▶ **DATA FOR THE TASK**:
_ _ _

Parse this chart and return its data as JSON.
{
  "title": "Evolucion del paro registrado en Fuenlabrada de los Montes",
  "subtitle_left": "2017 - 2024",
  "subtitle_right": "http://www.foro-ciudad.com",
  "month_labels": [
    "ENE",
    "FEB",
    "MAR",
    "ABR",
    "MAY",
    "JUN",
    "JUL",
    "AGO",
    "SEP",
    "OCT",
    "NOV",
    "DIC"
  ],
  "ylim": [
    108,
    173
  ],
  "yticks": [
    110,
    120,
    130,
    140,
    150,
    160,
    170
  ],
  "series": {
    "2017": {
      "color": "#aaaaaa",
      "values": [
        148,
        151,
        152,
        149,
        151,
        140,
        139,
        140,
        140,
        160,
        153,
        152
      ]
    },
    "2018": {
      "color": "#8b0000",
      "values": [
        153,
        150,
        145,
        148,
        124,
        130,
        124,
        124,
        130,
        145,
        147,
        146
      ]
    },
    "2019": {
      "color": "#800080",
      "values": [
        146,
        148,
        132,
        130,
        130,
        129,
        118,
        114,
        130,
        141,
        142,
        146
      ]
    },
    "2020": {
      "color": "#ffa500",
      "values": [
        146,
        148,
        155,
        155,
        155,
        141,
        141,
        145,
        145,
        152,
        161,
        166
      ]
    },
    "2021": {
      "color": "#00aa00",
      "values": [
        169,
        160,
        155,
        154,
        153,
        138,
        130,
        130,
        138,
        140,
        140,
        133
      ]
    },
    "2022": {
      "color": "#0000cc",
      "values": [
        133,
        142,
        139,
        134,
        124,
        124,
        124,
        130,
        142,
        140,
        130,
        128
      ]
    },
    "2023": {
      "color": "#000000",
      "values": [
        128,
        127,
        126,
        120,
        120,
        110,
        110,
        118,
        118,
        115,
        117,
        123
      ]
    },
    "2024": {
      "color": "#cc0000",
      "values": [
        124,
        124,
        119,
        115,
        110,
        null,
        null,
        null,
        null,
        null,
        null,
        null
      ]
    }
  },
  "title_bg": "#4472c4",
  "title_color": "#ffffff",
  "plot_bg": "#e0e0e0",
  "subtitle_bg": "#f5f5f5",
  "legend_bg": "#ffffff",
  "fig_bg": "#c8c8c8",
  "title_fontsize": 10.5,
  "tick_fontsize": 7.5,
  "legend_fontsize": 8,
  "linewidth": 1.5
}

_ _ _

▶ **EXERCISE INSTRUCTIONS**:
Extract all of the material exactly as it is written.

▶ **RESULT BELOW**:
Parse this chart and return its data as JSON.
{
  "title": "Evolucion del paro registrado en Fuenlabrada de los Montes",
  "subtitle_left": "2017 - 2024",
  "subtitle_right": "http://www.foro-ciudad.com",
  "month_labels": [
    "ENE",
    "FEB",
    "MAR",
    "ABR",
    "MAY",
    "JUN",
    "JUL",
    "AGO",
    "SEP",
    "OCT",
    "NOV",
    "DIC"
  ],
  "ylim": [
    108,
    173
  ],
  "yticks": [
    110,
    120,
    130,
    140,
    150,
    160,
    170
  ],
  "series": {
    "2017": {
      "color": "#aaaaaa",
      "values": [
        148,
        151,
        152,
        149,
        151,
        140,
        139,
        140,
        140,
        160,
        153,
        152
      ]
    },
    "2018": {
      "color": "#8b0000",
      "values": [
        153,
        150,
        145,
        148,
        124,
        130,
        124,
        124,
        130,
        145,
        147,
        146
      ]
    },
    "2019": {
      "color": "#800080",
      "values": [
        146,
        148,
        132,
        130,
        130,
        129,
        118,
        114,
        130,
        141,
        142,
        146
      ]
    },
    "2020": {
      "color": "#ffa500",
      "values": [
        146,
        148,
        155,
        155,
        155,
        141,
        141,
        145,
        145,
        152,
        161,
        166
      ]
    },
    "2021": {
      "color": "#00aa00",
      "values": [
        169,
        160,
        155,
        154,
        153,
        138,
        130,
        130,
        138,
        140,
        140,
        133
      ]
    },
    "2022": {
      "color": "#0000cc",
      "values": [
        133,
        142,
        139,
        134,
        124,
        124,
        124,
        130,
        142,
        140,
        130,
        128
      ]
    },
    "2023": {
      "color": "#000000",
      "values": [
        128,
        127,
        126,
        120,
        120,
        110,
        110,
        118,
        118,
        115,
        117,
        123
      ]
    },
    "2024": {
      "color": "#cc0000",
      "values": [
        124,
        124,
        119,
        115,
        110,
        null,
        null,
        null,
        null,
        null,
        null,
        null
      ]
    }
  },
  "title_bg": "#4472c4",
  "title_color": "#ffffff",
  "plot_bg": "#e0e0e0",
  "subtitle_bg": "#f5f5f5",
  "legend_bg": "#ffffff",
  "fig_bg": "#c8c8c8",
  "title_fontsize": 10.5,
  "tick_fontsize": 7.5,
  "legend_fontsize": 8,
  "linewidth": 1.5
}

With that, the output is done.